(Data listing)
>>
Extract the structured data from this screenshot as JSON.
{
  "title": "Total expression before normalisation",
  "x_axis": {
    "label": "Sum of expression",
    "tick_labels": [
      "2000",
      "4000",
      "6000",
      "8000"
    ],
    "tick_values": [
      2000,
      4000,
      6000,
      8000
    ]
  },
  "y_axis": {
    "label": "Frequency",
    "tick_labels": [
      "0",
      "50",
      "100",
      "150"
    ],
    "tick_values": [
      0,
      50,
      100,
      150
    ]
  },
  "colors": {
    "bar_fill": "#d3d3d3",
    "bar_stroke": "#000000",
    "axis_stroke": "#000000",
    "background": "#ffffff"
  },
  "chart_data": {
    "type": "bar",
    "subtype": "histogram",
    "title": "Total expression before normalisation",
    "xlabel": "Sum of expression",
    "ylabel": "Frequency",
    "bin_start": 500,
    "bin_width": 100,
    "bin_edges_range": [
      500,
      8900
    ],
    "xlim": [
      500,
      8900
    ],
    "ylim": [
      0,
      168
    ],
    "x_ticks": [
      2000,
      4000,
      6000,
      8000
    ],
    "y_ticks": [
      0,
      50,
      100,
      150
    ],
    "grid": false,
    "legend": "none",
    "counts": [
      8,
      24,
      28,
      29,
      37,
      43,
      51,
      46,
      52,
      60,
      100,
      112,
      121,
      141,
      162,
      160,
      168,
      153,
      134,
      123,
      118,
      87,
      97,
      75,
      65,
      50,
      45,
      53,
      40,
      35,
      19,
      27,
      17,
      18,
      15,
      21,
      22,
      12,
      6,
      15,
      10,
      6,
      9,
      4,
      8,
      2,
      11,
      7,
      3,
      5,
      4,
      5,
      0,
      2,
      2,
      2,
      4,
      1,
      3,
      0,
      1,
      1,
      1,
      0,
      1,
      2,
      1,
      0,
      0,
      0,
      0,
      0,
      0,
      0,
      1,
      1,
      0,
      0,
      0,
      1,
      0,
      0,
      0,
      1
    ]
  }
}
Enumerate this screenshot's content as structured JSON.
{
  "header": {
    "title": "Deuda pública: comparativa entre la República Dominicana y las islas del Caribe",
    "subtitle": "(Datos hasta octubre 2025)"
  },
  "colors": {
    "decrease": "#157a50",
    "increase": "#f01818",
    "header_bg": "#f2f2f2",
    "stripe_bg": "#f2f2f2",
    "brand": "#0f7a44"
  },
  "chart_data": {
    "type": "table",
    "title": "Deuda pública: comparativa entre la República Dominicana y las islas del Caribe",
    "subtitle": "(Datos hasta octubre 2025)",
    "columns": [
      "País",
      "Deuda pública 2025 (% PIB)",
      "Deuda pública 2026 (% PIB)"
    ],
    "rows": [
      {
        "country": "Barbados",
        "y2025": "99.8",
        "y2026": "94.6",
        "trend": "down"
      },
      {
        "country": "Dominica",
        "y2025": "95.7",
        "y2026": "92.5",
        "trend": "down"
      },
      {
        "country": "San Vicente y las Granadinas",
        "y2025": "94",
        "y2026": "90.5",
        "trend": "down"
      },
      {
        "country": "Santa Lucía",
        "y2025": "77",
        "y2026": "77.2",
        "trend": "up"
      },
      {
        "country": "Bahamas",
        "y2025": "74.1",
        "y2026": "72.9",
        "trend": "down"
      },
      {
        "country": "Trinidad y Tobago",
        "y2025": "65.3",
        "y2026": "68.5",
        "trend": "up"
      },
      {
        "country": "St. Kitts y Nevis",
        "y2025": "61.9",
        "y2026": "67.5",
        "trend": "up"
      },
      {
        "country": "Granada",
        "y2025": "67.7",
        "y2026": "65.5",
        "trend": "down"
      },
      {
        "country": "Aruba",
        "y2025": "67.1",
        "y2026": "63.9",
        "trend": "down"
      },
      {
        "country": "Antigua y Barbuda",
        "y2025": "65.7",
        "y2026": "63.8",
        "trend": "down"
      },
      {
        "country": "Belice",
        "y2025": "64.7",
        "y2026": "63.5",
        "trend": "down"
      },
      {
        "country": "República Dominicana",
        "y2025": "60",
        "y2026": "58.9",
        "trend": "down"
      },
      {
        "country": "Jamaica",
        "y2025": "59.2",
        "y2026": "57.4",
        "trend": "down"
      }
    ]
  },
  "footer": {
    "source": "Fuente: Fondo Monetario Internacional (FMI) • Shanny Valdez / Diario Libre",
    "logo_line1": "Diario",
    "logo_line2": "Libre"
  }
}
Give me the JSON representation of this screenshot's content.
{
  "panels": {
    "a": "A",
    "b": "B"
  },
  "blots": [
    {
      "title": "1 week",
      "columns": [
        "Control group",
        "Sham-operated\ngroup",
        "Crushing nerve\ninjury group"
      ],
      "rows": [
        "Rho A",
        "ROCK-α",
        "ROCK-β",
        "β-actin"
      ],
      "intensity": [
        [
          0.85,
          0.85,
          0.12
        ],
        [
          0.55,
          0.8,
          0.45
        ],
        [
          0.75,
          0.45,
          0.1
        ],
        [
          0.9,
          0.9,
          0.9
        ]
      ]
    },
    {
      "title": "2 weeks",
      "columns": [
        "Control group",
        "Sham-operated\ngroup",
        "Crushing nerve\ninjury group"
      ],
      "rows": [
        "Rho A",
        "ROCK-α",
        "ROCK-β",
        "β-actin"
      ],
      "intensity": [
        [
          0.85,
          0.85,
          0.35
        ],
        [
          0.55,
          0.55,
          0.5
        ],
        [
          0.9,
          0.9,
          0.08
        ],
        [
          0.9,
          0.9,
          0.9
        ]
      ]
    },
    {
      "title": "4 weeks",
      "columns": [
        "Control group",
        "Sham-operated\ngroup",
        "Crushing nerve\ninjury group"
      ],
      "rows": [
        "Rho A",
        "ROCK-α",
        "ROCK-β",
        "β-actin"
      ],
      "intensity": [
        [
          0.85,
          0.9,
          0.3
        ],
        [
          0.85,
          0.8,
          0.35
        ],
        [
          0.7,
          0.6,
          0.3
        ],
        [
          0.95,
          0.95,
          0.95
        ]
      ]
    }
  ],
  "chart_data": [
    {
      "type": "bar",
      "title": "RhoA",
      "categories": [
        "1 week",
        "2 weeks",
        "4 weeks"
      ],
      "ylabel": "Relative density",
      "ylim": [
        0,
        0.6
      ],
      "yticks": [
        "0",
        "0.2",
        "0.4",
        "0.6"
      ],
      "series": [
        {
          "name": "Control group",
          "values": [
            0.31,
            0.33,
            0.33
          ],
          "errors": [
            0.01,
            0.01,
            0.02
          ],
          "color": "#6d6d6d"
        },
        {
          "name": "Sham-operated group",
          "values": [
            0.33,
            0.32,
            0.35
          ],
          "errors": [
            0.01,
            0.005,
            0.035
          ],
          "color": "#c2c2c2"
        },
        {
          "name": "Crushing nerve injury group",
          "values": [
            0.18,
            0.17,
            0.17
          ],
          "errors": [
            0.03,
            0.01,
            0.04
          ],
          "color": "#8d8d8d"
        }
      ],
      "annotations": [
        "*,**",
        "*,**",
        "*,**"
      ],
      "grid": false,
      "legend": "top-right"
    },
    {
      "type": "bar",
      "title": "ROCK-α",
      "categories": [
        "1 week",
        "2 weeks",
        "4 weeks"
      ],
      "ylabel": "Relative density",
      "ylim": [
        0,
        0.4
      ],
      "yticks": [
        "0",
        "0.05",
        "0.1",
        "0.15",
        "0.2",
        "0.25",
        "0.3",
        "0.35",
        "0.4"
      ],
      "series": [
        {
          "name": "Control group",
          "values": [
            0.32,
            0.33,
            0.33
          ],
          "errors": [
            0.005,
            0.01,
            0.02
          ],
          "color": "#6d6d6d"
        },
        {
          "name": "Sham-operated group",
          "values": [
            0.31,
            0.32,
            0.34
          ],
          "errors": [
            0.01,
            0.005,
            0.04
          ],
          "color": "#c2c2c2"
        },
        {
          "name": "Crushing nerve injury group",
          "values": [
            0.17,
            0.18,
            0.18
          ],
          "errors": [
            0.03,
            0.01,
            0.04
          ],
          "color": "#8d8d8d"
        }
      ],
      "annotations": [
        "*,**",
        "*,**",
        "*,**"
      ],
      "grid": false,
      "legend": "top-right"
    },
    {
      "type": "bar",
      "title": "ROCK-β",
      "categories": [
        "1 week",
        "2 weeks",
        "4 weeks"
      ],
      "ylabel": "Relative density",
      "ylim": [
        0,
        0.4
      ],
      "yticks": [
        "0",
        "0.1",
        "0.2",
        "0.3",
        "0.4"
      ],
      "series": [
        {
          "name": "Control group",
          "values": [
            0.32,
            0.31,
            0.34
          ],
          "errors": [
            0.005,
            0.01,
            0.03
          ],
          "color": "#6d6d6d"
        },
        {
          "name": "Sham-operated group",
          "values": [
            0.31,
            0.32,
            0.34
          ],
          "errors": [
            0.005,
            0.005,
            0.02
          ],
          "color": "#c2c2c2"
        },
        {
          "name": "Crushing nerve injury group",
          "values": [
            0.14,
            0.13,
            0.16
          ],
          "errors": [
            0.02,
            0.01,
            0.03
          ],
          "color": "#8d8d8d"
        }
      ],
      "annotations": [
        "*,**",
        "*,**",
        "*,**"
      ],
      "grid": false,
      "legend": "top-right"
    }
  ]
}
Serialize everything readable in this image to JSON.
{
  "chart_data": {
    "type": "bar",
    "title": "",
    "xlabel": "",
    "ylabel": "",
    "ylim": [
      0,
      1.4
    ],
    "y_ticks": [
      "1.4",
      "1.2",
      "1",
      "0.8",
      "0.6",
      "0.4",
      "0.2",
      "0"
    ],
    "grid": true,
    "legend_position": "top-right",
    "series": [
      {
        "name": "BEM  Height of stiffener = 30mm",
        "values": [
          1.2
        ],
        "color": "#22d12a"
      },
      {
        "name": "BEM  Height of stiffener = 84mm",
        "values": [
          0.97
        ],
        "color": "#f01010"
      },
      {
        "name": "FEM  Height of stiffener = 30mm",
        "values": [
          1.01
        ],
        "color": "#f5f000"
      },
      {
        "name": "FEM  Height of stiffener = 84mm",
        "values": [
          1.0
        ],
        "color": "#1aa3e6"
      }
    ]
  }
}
<<
Instructions to follow =>
Quote the lines of the listing above that run from the line with "Serialize everything readable" through its last line, both included, and nothing else.

Output for this task =>
Serialize everything readable in this image to JSON.
{
  "chart_data": {
    "type": "bar",
    "title": "",
    "xlabel": "",
    "ylabel": "",
    "ylim": [
      0,
      1.4
    ],
    "y_ticks": [
      "1.4",
      "1.2",
      "1",
      "0.8",
      "0.6",
      "0.4",
      "0.2",
      "0"
    ],
    "grid": true,
    "legend_position": "top-right",
    "series": [
      {
        "name": "BEM  Height of stiffener = 30mm",
        "values": [
          1.2
        ],
        "color": "#22d12a"
      },
      {
        "name": "BEM  Height of stiffener = 84mm",
        "values": [
          0.97
        ],
        "color": "#f01010"
      },
      {
        "name": "FEM  Height of stiffener = 30mm",
        "values": [
          1.01
        ],
        "color": "#f5f000"
      },
      {
        "name": "FEM  Height of stiffener = 84mm",
        "values": [
          1.0
        ],
        "color": "#1aa3e6"
      }
    ]
  }
}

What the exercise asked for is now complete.